### EXERCISE BRIEF
Every line in the listing is to be echoed verbatim.

***

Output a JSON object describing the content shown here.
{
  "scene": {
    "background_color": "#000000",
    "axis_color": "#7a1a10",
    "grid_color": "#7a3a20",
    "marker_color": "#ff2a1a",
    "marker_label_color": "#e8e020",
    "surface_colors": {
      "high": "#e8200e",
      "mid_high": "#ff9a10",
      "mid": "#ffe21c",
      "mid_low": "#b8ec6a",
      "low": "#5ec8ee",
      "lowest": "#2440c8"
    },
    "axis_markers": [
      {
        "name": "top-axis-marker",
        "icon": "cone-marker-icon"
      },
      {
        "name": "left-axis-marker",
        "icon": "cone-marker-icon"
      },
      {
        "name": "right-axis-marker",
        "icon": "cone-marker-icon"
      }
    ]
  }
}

***

### IN RESPONSE
Output a JSON object describing the content shown here.
{
  "scene": {
    "background_color": "#000000",
    "axis_color": "#7a1a10",
    "grid_color": "#7a3a20",
    "marker_color": "#ff2a1a",
    "marker_label_color": "#e8e020",
    "surface_colors": {
      "high": "#e8200e",
      "mid_high": "#ff9a10",
      "mid": "#ffe21c",
      "mid_low": "#b8ec6a",
      "low": "#5ec8ee",
      "lowest": "#2440c8"
    },
    "axis_markers": [
      {
        "name": "top-axis-marker",
        "icon": "cone-marker-icon"
      },
      {
        "name": "left-axis-marker",
        "icon": "cone-marker-icon"
      },
      {
        "name": "right-axis-marker",
        "icon": "cone-marker-icon"
      }
    ]
  }
}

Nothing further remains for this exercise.